::: Material provided :::
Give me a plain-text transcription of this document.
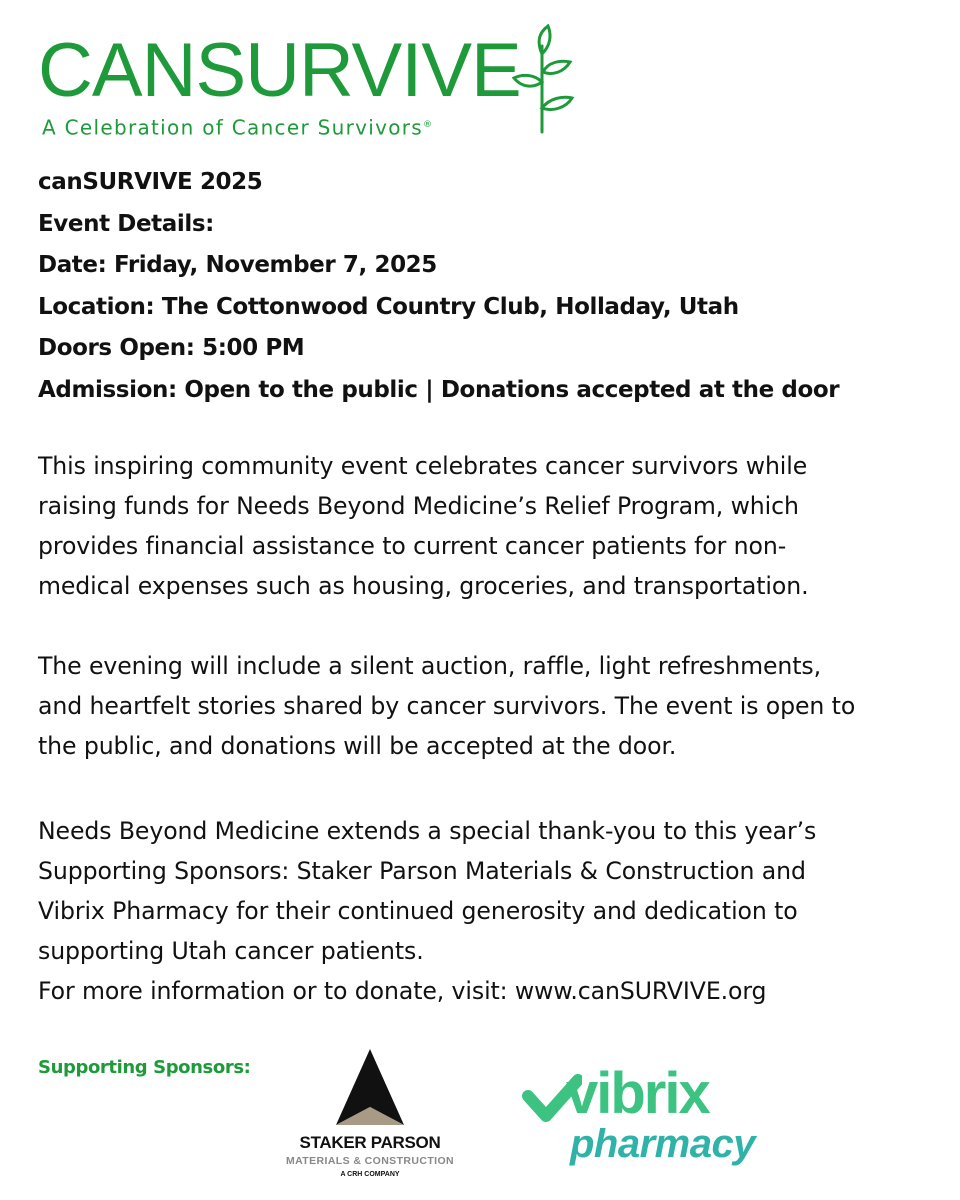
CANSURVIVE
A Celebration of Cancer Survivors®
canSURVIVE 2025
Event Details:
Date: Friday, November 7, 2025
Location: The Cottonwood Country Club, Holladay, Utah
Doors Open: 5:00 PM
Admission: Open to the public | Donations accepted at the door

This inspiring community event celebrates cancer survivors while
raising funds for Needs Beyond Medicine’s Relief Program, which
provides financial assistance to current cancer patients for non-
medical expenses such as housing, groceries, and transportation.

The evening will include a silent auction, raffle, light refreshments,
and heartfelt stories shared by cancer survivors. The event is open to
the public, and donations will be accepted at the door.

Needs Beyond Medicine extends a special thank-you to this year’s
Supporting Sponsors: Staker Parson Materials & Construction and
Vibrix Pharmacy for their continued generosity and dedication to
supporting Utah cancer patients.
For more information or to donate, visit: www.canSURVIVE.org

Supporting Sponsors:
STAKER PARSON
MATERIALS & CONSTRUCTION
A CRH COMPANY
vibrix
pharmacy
:::
* [Task item]:
Exactly how many lines in the material above mention the word "patients"? Give the number and nothing besides.

* [Answer to this task]:
2